[Soln] 2013 AIME I Problem 15

2013 AIME I 15. Let N be the number of ordered triples (A, B, C) of integers satisfying the conditions

(a) 0 \leq A < B < C \leq 99,
(b) there exist integers a, b, and c, and prime p where 0 \leq b < a < c < p,
(c) p divides A - a, B - b, and C - c, and
(d) each ordered triple (A, B, C) and each ordered triple (b, a, c) form arithmetic sequences.

Find N.

There are many variables in this problem, with some of them ordered in a non-traditional way (see (b)). Let’s try to lay them out in a way that makes sense:


Here, we’ve put (a) and (b) in a diagram. The next bit of information we’ll put into the diagram is (d). Since we are working with triplets forming arithmetic sequences, I prefer to have them in the form a-d, a, a+d instead of a, a+d, a+2d. This is because the former has symmetry which allows it to sum to 3a, while the latter sums to the uglier 3a + 3d. Let’s put this information in:


(Note that R and r must both be positive, and that 2r < p.) Now, let’s write out the 3 expressions that are supposed to be divisible by p:



A natural next move is to manipulate the relations (1), (2) and (3) to isolate variables on the right; this will (hopefully) restrict the choices for p. There are a lot of similarities on the RHSes of the 3 relations so we can hope that something simple comes out of it.

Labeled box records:

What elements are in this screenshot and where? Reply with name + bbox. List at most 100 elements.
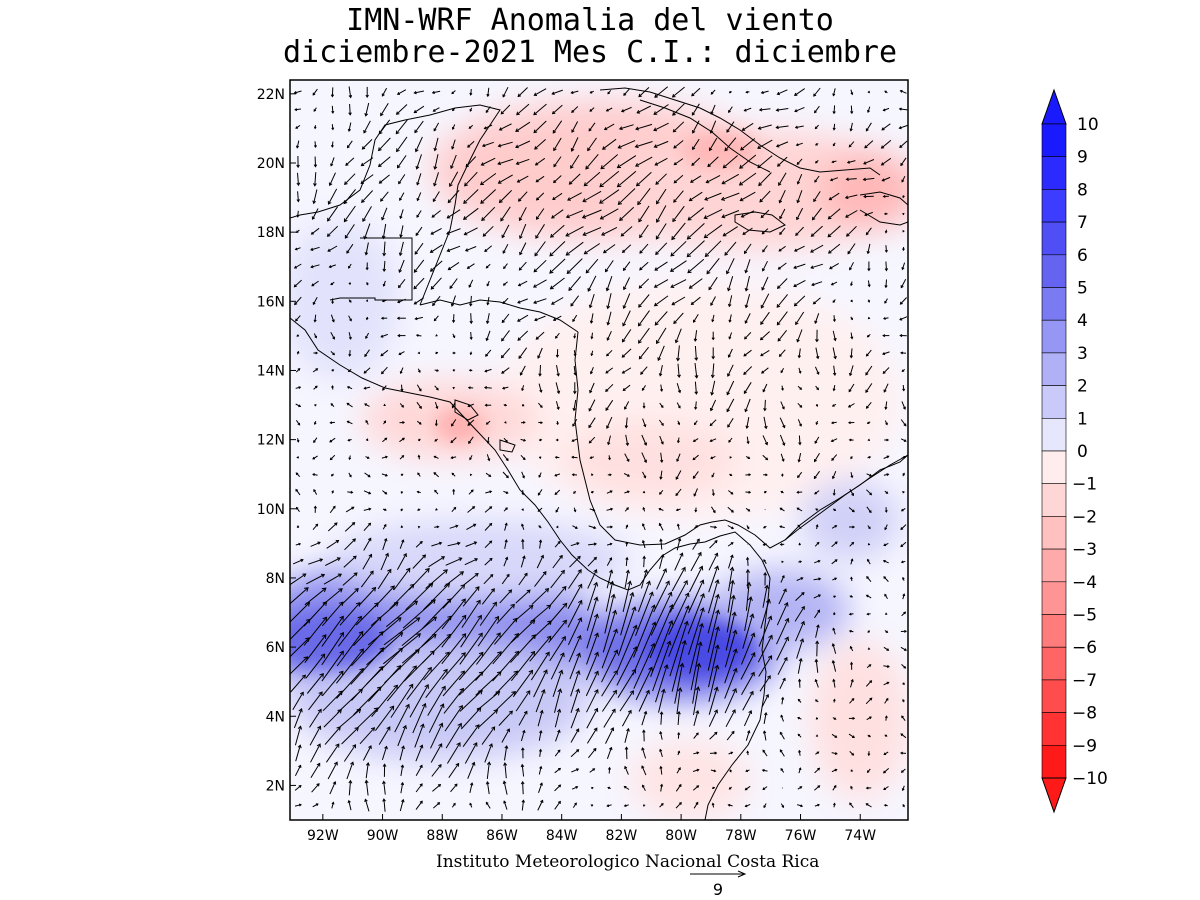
wind-vector-head	[711, 356, 716, 360]
wind-vector-head	[660, 388, 664, 392]
wind-vector-head	[348, 95, 353, 99]
wind-vector-head	[557, 729, 561, 733]
wind-vector	[708, 553, 718, 571]
wind-vector	[312, 523, 318, 531]
wind-vector	[518, 711, 528, 726]
wind-vector	[863, 177, 875, 181]
wind-vector-head	[384, 437, 388, 441]
wind-vector	[601, 629, 618, 669]
wind-vector-head	[517, 337, 521, 341]
wind-vector	[463, 573, 479, 586]
wind-vector-head	[864, 145, 868, 149]
wind-vector	[607, 435, 611, 445]
wind-vector	[729, 314, 732, 323]
wind-vector	[446, 742, 461, 764]
wind-vector-head	[523, 438, 527, 442]
wind-vector-head	[393, 684, 398, 690]
wind-vector	[345, 157, 355, 166]
wind-vector-head	[867, 753, 871, 757]
wind-vector-head	[781, 805, 785, 808]
wind-vector-head	[606, 321, 611, 326]
wind-vector-head	[487, 458, 491, 462]
wind-vector-head	[866, 250, 870, 255]
wind-vector-head	[899, 333, 903, 338]
colorbar-label: 7	[1077, 213, 1088, 233]
wind-vector-head	[884, 715, 888, 719]
wind-vector	[399, 209, 404, 219]
yucatan-coast	[290, 104, 501, 306]
wind-vector	[521, 524, 525, 530]
wind-vector	[660, 766, 663, 775]
wind-vector	[688, 607, 704, 655]
wind-vector	[689, 191, 703, 202]
wind-vector	[380, 553, 389, 571]
wind-vector	[687, 593, 705, 635]
wind-vector-head	[744, 287, 749, 292]
wind-vector-head	[738, 181, 744, 186]
wind-vector	[308, 558, 323, 565]
wind-vector-head	[775, 108, 780, 112]
wind-vector-head	[903, 665, 907, 669]
wind-vector-head	[830, 282, 834, 286]
wind-vector	[848, 383, 855, 392]
wind-vector-head	[676, 523, 680, 527]
wind-vector-head	[576, 652, 581, 658]
wind-vector-head	[539, 729, 543, 734]
wind-vector	[433, 122, 440, 131]
wind-vector-head	[463, 199, 468, 204]
wind-vector-head	[434, 489, 437, 493]
wind-vector-head	[850, 336, 854, 340]
wind-vector	[710, 438, 717, 442]
wind-vector	[400, 765, 404, 776]
wind-vector	[323, 709, 342, 728]
wind-vector-head	[642, 555, 646, 559]
y-tick-label: 12N	[257, 433, 285, 449]
wind-vector-head	[433, 166, 438, 170]
wind-vector-head	[443, 668, 448, 674]
wind-vector	[660, 784, 663, 792]
wind-vector	[330, 157, 335, 166]
wind-vector-head	[459, 687, 464, 693]
wind-vector	[566, 209, 584, 218]
wind-vector-head	[425, 567, 430, 573]
wind-vector-head	[571, 455, 575, 459]
wind-vector-head	[317, 708, 322, 713]
wind-vector-head	[330, 163, 334, 167]
wind-vector-head	[356, 708, 362, 714]
wind-vector-head	[815, 160, 818, 164]
wind-vector-head	[643, 475, 647, 479]
wind-vector	[432, 802, 440, 809]
wind-vector	[728, 555, 733, 569]
wind-vector-head	[436, 369, 440, 372]
wind-vector	[504, 762, 507, 779]
wind-vector	[883, 576, 889, 582]
wind-vector	[339, 602, 361, 626]
wind-vector	[687, 258, 705, 274]
wind-vector	[625, 434, 629, 446]
wind-vector-head	[605, 287, 610, 292]
wind-vector-head	[498, 127, 503, 131]
wind-vector-head	[382, 780, 386, 785]
wind-vector-head	[518, 355, 522, 360]
wind-vector-head	[867, 316, 871, 320]
wind-vector	[849, 262, 854, 270]
wind-vector-head	[358, 688, 363, 694]
wind-vector-head	[504, 522, 508, 526]
wind-vector-head	[549, 269, 554, 274]
wind-vector-head	[521, 747, 525, 751]
wind-vector	[451, 139, 456, 149]
wind-vector-head	[494, 615, 500, 621]
wind-vector	[745, 293, 751, 308]
wind-vector	[653, 122, 669, 131]
wind-vector-head	[867, 300, 871, 303]
wind-vector-head	[348, 336, 352, 340]
wind-vector-head	[588, 424, 592, 429]
wind-vector-head	[432, 616, 438, 622]
wind-vector-head	[649, 591, 654, 597]
wind-vector-head	[815, 355, 820, 360]
wind-vector	[381, 746, 388, 761]
wind-vector-head	[691, 162, 695, 166]
wind-vector	[553, 175, 562, 183]
wind-vector	[758, 172, 772, 186]
wind-vector-head	[330, 144, 334, 148]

§ **To-do list**
**a)** Write out the passage of the AIME solution between "2013 AIME I 15. Let" and "form arithmetic sequences.", inclusive.
**b)** In the AIME solution, why is the form a-d, a, a+d preferred over a, a+d, a+2d for the arithmetic sequences?
**c)** Continue the AIME solution from its last sentence.

§ **Results by task**
**a)**
2013 AIME I 15. Let N be the number of ordered triples (A, B, C) of integers satisfying the conditions

(a) 0 \leq A < B < C \leq 99,
(b) there exist integers a, b, and c, and prime p where 0 \leq b < a < c < p,
(c) p divides A - a, B - b, and C - c, and
(d) each ordered triple (A, B, C) and each ordered triple (b, a, c) form arithmetic sequences.

**b)** The form a-d, a, a+d has a symmetry that lets it sum to 3a, while a, a+d, a+2d sums to the uglier 3a + 3d.

**c)**
(2) - (1) gives

p \mid R + r, \hspace{2em}-(4)

and (3) - (2) gives

p \mid R - 2r. \hspace{2em}-(5)

The R term is repeated in the 2 relations above! We can subtract one from the other to obtain

\begin{aligned} p &\mid (R+r) - (R-2r), \\  p &\mid 3r. \end{aligned}

Remember that 0 < r < p? This means that p is relatively prime to r, and so

p \mid 3, i.e. p = 3.

This is a big result! Because of condition (b), we must have b = 0, a = 1, c = 2 and r = 1. Let’s update our variable diagram:


The new (2) is the easiest to make sense of: B must be a multiple of 3. For each value of B, we can list the admissible values of A and C:


At first, as B increases, the number of possible triplets increases. For each B, the thing that is stopping more possible triplets is hitting up against the constraint that A \geq 0. However, at some point as B gets too big, the constraint we hit up against first is C \leq 99.

Where does this happen? One might imagine that it happens somewhere in the middle:

If B = 48, then when A = 1, we have C = 48 \times 2 - 1 = 95 which is admissible. Hence, the constraint we hit first is still A \geq 0.

If B = 51, then when A = 1, we have C = 51 \times 2 - 1 = 101 which is inadmissible. Hence the constraint we hit first is now C \leq 99.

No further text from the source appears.